Stored data
════════════════

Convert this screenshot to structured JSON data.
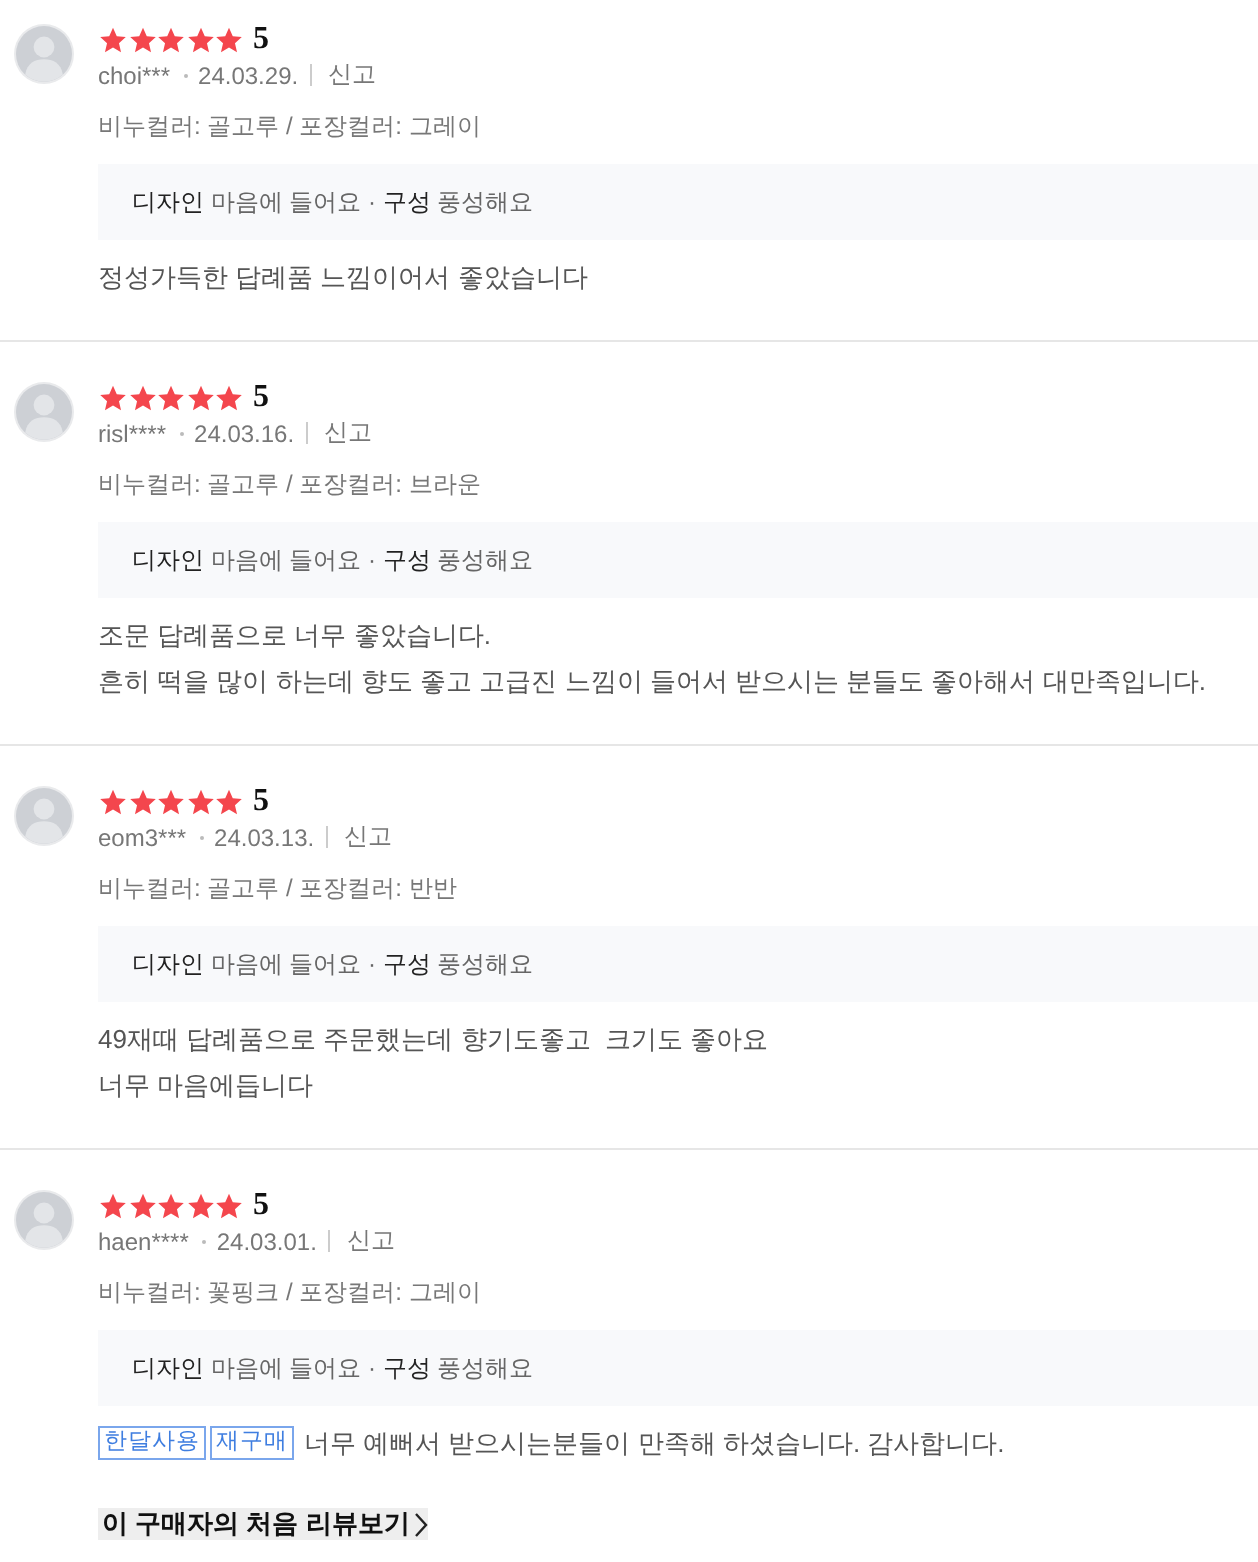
{
  "reviews": [
    {
      "stars": 5,
      "rating": "5",
      "author": "choi***",
      "date": "24.03.29.",
      "report": "신고",
      "option": "비누컬러: 골고루 / 포장컬러: 그레이",
      "keywords": "**디자인** 마음에 들어요 · **구성** 풍성해요",
      "body": "정성가득한 답례품 느낌이어서 좋았습니다"
    },
    {
      "stars": 5,
      "rating": "5",
      "author": "risl****",
      "date": "24.03.16.",
      "report": "신고",
      "option": "비누컬러: 골고루 / 포장컬러: 브라운",
      "keywords": "**디자인** 마음에 들어요 · **구성** 풍성해요",
      "body": "조문 답례품으로 너무 좋았습니다.\n흔히 떡을 많이 하는데 향도 좋고 고급진 느낌이 들어서 받으시는 분들도 좋아해서 대만족입니다."
    },
    {
      "stars": 5,
      "rating": "5",
      "author": "eom3***",
      "date": "24.03.13.",
      "report": "신고",
      "option": "비누컬러: 골고루 / 포장컬러: 반반",
      "keywords": "**디자인** 마음에 들어요 · **구성** 풍성해요",
      "body": "49재때 답례품으로 주문했는데 향기도좋고  크기도 좋아요\n너무 마음에듭니다"
    },
    {
      "stars": 5,
      "rating": "5",
      "author": "haen****",
      "date": "24.03.01.",
      "report": "신고",
      "option": "비누컬러: 꽃핑크 / 포장컬러: 그레이",
      "keywords": "**디자인** 마음에 들어요 · **구성** 풍성해요",
      "tags": [
        "한달사용",
        "재구매"
      ],
      "body": "너무 예뻐서 받으시는분들이 만족해 하셨습니다. 감사합니다.",
      "first_review_link": "이 구매자의 처음 리뷰보기"
    }
  ]
}
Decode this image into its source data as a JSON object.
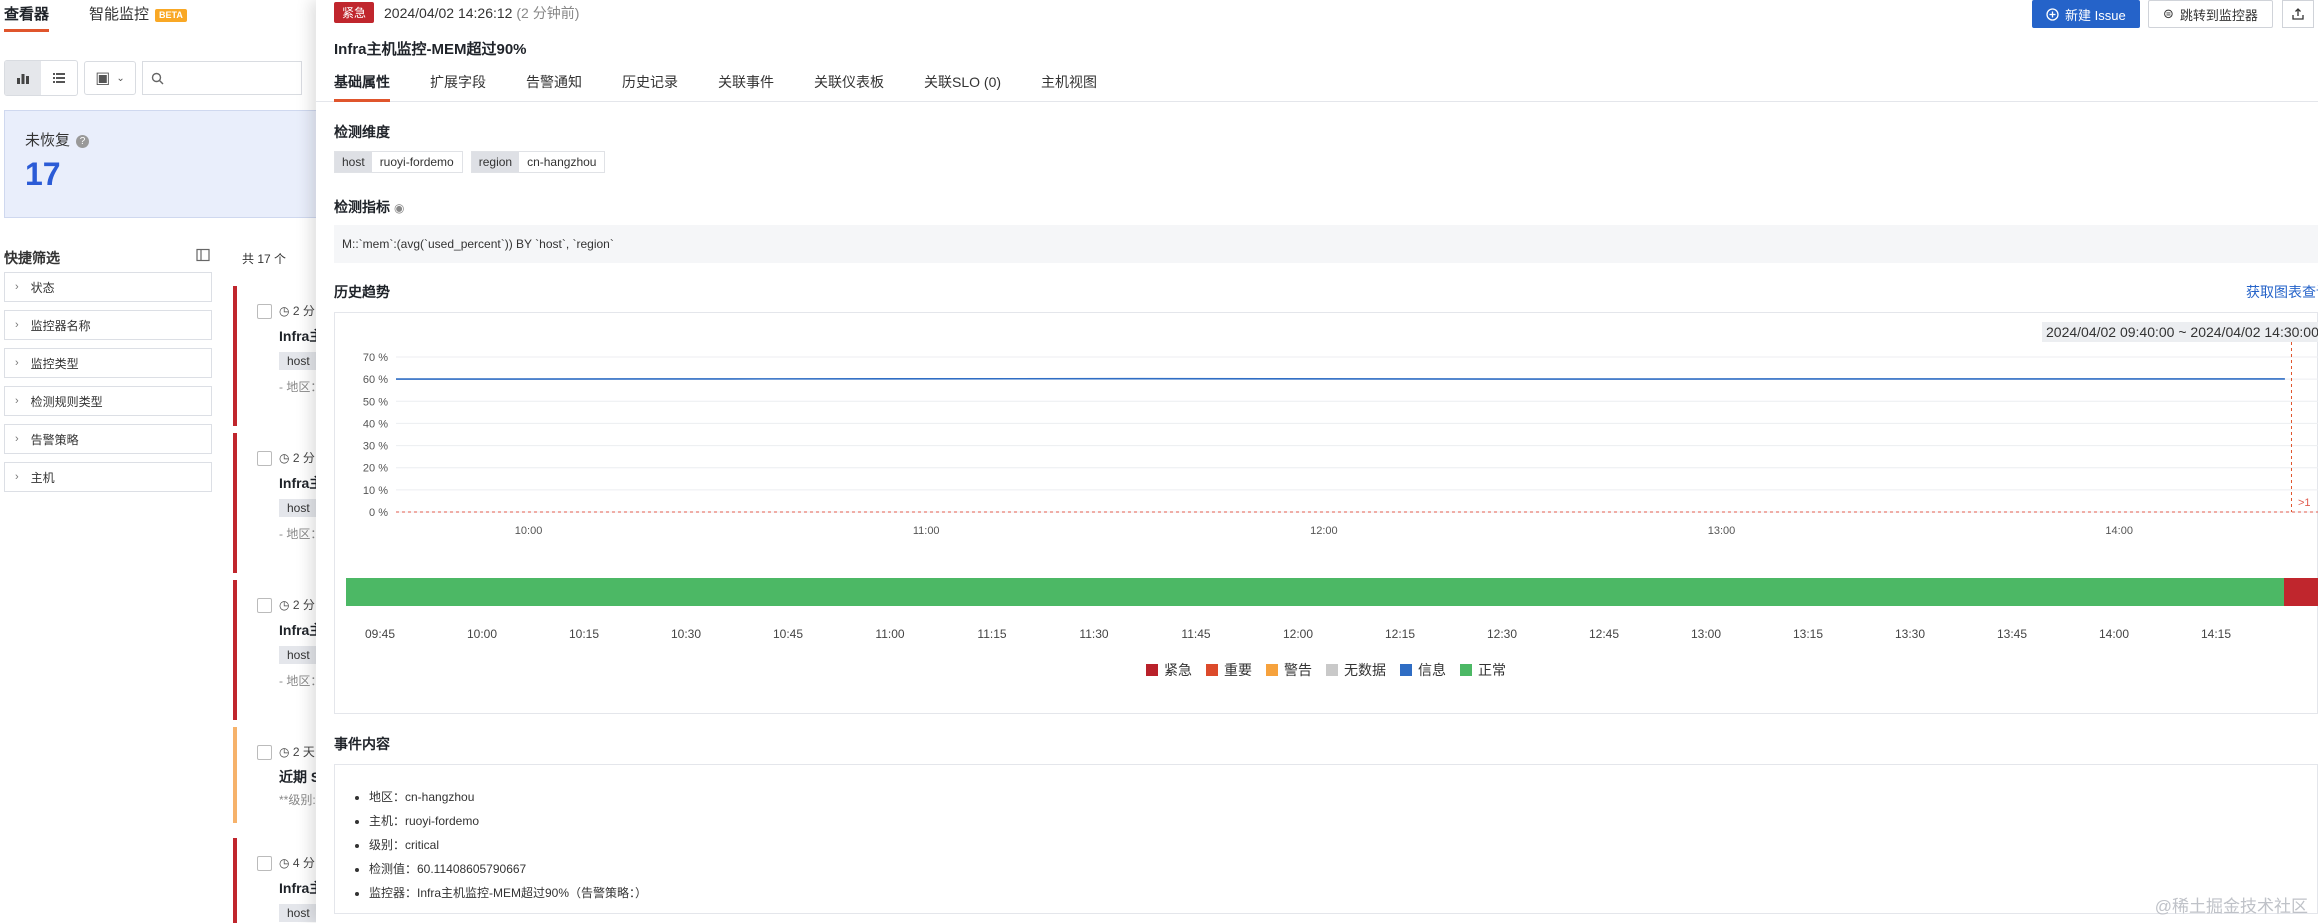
{
  "left": {
    "tabs": [
      {
        "label": "查看器",
        "active": true
      },
      {
        "label": "智能监控",
        "badge": "BETA"
      }
    ],
    "unrecovered": {
      "label": "未恢复",
      "count": "17"
    },
    "quick_filter": {
      "title": "快捷筛选",
      "items": [
        "状态",
        "监控器名称",
        "监控类型",
        "检测规则类型",
        "告警策略",
        "主机"
      ]
    },
    "list_count": "共 17 个",
    "cards": [
      {
        "time": "2 分",
        "title": "Infra主",
        "tag": "host",
        "sub": "- 地区：",
        "level": "critical"
      },
      {
        "time": "2 分",
        "title": "Infra主",
        "tag": "host",
        "sub": "- 地区：",
        "level": "critical"
      },
      {
        "time": "2 分",
        "title": "Infra主",
        "tag": "host",
        "sub": "- 地区：",
        "level": "critical"
      },
      {
        "time": "2 天",
        "title": "近期 S",
        "tag": "",
        "sub": "**级别:",
        "level": "warning"
      },
      {
        "time": "4 分",
        "title": "Infra主",
        "tag": "host",
        "sub": "",
        "level": "critical"
      }
    ]
  },
  "drawer": {
    "severity": "紧急",
    "time": "2024/04/02 14:26:12",
    "relative": "(2 分钟前)",
    "title": "Infra主机监控-MEM超过90%",
    "new_issue": "新建 Issue",
    "goto_monitor": "跳转到监控器",
    "tabs": [
      "基础属性",
      "扩展字段",
      "告警通知",
      "历史记录",
      "关联事件",
      "关联仪表板",
      "关联SLO (0)",
      "主机视图"
    ],
    "dimension_title": "检测维度",
    "dimensions": [
      {
        "key": "host",
        "value": "ruoyi-fordemo"
      },
      {
        "key": "region",
        "value": "cn-hangzhou"
      }
    ],
    "metric_title": "检测指标",
    "query": "M::`mem`:(avg(`used_percent`)) BY `host`, `region`",
    "history_title": "历史趋势",
    "chart_link": "获取图表查询",
    "range": "2024/04/02 09:40:00 ~ 2024/04/02 14:30:00",
    "event_title": "事件内容",
    "event_items": [
      "地区：cn-hangzhou",
      "主机：ruoyi-fordemo",
      "级别：critical",
      "检测值：60.11408605790667",
      "监控器：Infra主机监控-MEM超过90%（告警策略：）"
    ]
  },
  "chart_data": [
    {
      "type": "line",
      "title": "",
      "ylabel": "",
      "ylim": [
        0,
        70
      ],
      "y_ticks": [
        "70 %",
        "60 %",
        "50 %",
        "40 %",
        "30 %",
        "20 %",
        "10 %",
        "0 %"
      ],
      "x_ticks": [
        "10:00",
        "11:00",
        "12:00",
        "13:00",
        "14:00"
      ],
      "x_range": [
        "09:40",
        "14:30"
      ],
      "series": [
        {
          "color": "#2f6dc4",
          "x": [
            "09:40",
            "10:30",
            "11:30",
            "12:30",
            "13:30",
            "14:25"
          ],
          "values": [
            60.0,
            60.1,
            60.2,
            60.0,
            60.1,
            60.1
          ]
        }
      ],
      "threshold": {
        "value": 0,
        "label": ">1",
        "color": "#e05b4e"
      },
      "event_marker": "14:26",
      "grid": true
    },
    {
      "type": "bar",
      "x_ticks": [
        "09:45",
        "10:00",
        "10:15",
        "10:30",
        "10:45",
        "11:00",
        "11:15",
        "11:30",
        "11:45",
        "12:00",
        "12:15",
        "12:30",
        "12:45",
        "13:00",
        "13:15",
        "13:30",
        "13:45",
        "14:00",
        "14:15"
      ],
      "segments": [
        {
          "status": "正常",
          "start": "09:40",
          "end": "14:25",
          "color": "#4cb865"
        },
        {
          "status": "紧急",
          "start": "14:25",
          "end": "14:30",
          "color": "#c0262d"
        }
      ],
      "legend": [
        {
          "name": "紧急",
          "color": "#b9212a"
        },
        {
          "name": "重要",
          "color": "#dc4a2b"
        },
        {
          "name": "警告",
          "color": "#f6a23d"
        },
        {
          "name": "无数据",
          "color": "#c9c9c9"
        },
        {
          "name": "信息",
          "color": "#2f6dc4"
        },
        {
          "name": "正常",
          "color": "#4cb865"
        }
      ]
    }
  ],
  "watermark": "@稀土掘金技术社区"
}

════════════════

Leave the pictures out and reproduce all of the records exactly.

Convert this screenshot to structured JSON data.
{
  "reviews": [
    {
      "stars": 5,
      "rating": "5",
      "author": "choi***",
      "date": "24.03.29.",
      "report": "신고",
      "option": "비누컬러: 골고루 / 포장컬러: 그레이",
      "keywords": "**디자인** 마음에 들어요 · **구성** 풍성해요",
      "body": "정성가득한 답례품 느낌이어서 좋았습니다"
    },
    {
      "stars": 5,
      "rating": "5",
      "author": "risl****",
      "date": "24.03.16.",
      "report": "신고",
      "option": "비누컬러: 골고루 / 포장컬러: 브라운",
      "keywords": "**디자인** 마음에 들어요 · **구성** 풍성해요",
      "body": "조문 답례품으로 너무 좋았습니다.\n흔히 떡을 많이 하는데 향도 좋고 고급진 느낌이 들어서 받으시는 분들도 좋아해서 대만족입니다."
    },
    {
      "stars": 5,
      "rating": "5",
      "author": "eom3***",
      "date": "24.03.13.",
      "report": "신고",
      "option": "비누컬러: 골고루 / 포장컬러: 반반",
      "keywords": "**디자인** 마음에 들어요 · **구성** 풍성해요",
      "body": "49재때 답례품으로 주문했는데 향기도좋고  크기도 좋아요\n너무 마음에듭니다"
    },
    {
      "stars": 5,
      "rating": "5",
      "author": "haen****",
      "date": "24.03.01.",
      "report": "신고",
      "option": "비누컬러: 꽃핑크 / 포장컬러: 그레이",
      "keywords": "**디자인** 마음에 들어요 · **구성** 풍성해요",
      "tags": [
        "한달사용",
        "재구매"
      ],
      "body": "너무 예뻐서 받으시는분들이 만족해 하셨습니다. 감사합니다.",
      "first_review_link": "이 구매자의 처음 리뷰보기"
    }
  ]
}
Decode this image into its source data as a JSON object.
{
  "left": {
    "tabs": [
      {
        "label": "查看器",
        "active": true
      },
      {
        "label": "智能监控",
        "badge": "BETA"
      }
    ],
    "unrecovered": {
      "label": "未恢复",
      "count": "17"
    },
    "quick_filter": {
      "title": "快捷筛选",
      "items": [
        "状态",
        "监控器名称",
        "监控类型",
        "检测规则类型",
        "告警策略",
        "主机"
      ]
    },
    "list_count": "共 17 个",
    "cards": [
      {
        "time": "2 分",
        "title": "Infra主",
        "tag": "host",
        "sub": "- 地区：",
        "level": "critical"
      },
      {
        "time": "2 分",
        "title": "Infra主",
        "tag": "host",
        "sub": "- 地区：",
        "level": "critical"
      },
      {
        "time": "2 分",
        "title": "Infra主",
        "tag": "host",
        "sub": "- 地区：",
        "level": "critical"
      },
      {
        "time": "2 天",
        "title": "近期 S",
        "tag": "",
        "sub": "**级别:",
        "level": "warning"
      },
      {
        "time": "4 分",
        "title": "Infra主",
        "tag": "host",
        "sub": "",
        "level": "critical"
      }
    ]
  },
  "drawer": {
    "severity": "紧急",
    "time": "2024/04/02 14:26:12",
    "relative": "(2 分钟前)",
    "title": "Infra主机监控-MEM超过90%",
    "new_issue": "新建 Issue",
    "goto_monitor": "跳转到监控器",
    "tabs": [
      "基础属性",
      "扩展字段",
      "告警通知",
      "历史记录",
      "关联事件",
      "关联仪表板",
      "关联SLO (0)",
      "主机视图"
    ],
    "dimension_title": "检测维度",
    "dimensions": [
      {
        "key": "host",
        "value": "ruoyi-fordemo"
      },
      {
        "key": "region",
        "value": "cn-hangzhou"
      }
    ],
    "metric_title": "检测指标",
    "query": "M::`mem`:(avg(`used_percent`)) BY `host`, `region`",
    "history_title": "历史趋势",
    "chart_link": "获取图表查询",
    "range": "2024/04/02 09:40:00 ~ 2024/04/02 14:30:00",
    "event_title": "事件内容",
    "event_items": [
      "地区：cn-hangzhou",
      "主机：ruoyi-fordemo",
      "级别：critical",
      "检测值：60.11408605790667",
      "监控器：Infra主机监控-MEM超过90%（告警策略：）"
    ]
  },
  "chart_data": [
    {
      "type": "line",
      "title": "",
      "ylabel": "",
      "ylim": [
        0,
        70
      ],
      "y_ticks": [
        "70 %",
        "60 %",
        "50 %",
        "40 %",
        "30 %",
        "20 %",
        "10 %",
        "0 %"
      ],
      "x_ticks": [
        "10:00",
        "11:00",
        "12:00",
        "13:00",
        "14:00"
      ],
      "x_range": [
        "09:40",
        "14:30"
      ],
      "series": [
        {
          "color": "#2f6dc4",
          "x": [
            "09:40",
            "10:30",
            "11:30",
            "12:30",
            "13:30",
            "14:25"
          ],
          "values": [
            60.0,
            60.1,
            60.2,
            60.0,
            60.1,
            60.1
          ]
        }
      ],
      "threshold": {
        "value": 0,
        "label": ">1",
        "color": "#e05b4e"
      },
      "event_marker": "14:26",
      "grid": true
    },
    {
      "type": "bar",
      "x_ticks": [
        "09:45",
        "10:00",
        "10:15",
        "10:30",
        "10:45",
        "11:00",
        "11:15",
        "11:30",
        "11:45",
        "12:00",
        "12:15",
        "12:30",
        "12:45",
        "13:00",
        "13:15",
        "13:30",
        "13:45",
        "14:00",
        "14:15"
      ],
      "segments": [
        {
          "status": "正常",
          "start": "09:40",
          "end": "14:25",
          "color": "#4cb865"
        },
        {
          "status": "紧急",
          "start": "14:25",
          "end": "14:30",
          "color": "#c0262d"
        }
      ],
      "legend": [
        {
          "name": "紧急",
          "color": "#b9212a"
        },
        {
          "name": "重要",
          "color": "#dc4a2b"
        },
        {
          "name": "警告",
          "color": "#f6a23d"
        },
        {
          "name": "无数据",
          "color": "#c9c9c9"
        },
        {
          "name": "信息",
          "color": "#2f6dc4"
        },
        {
          "name": "正常",
          "color": "#4cb865"
        }
      ]
    }
  ],
  "watermark": "@稀土掘金技术社区"
}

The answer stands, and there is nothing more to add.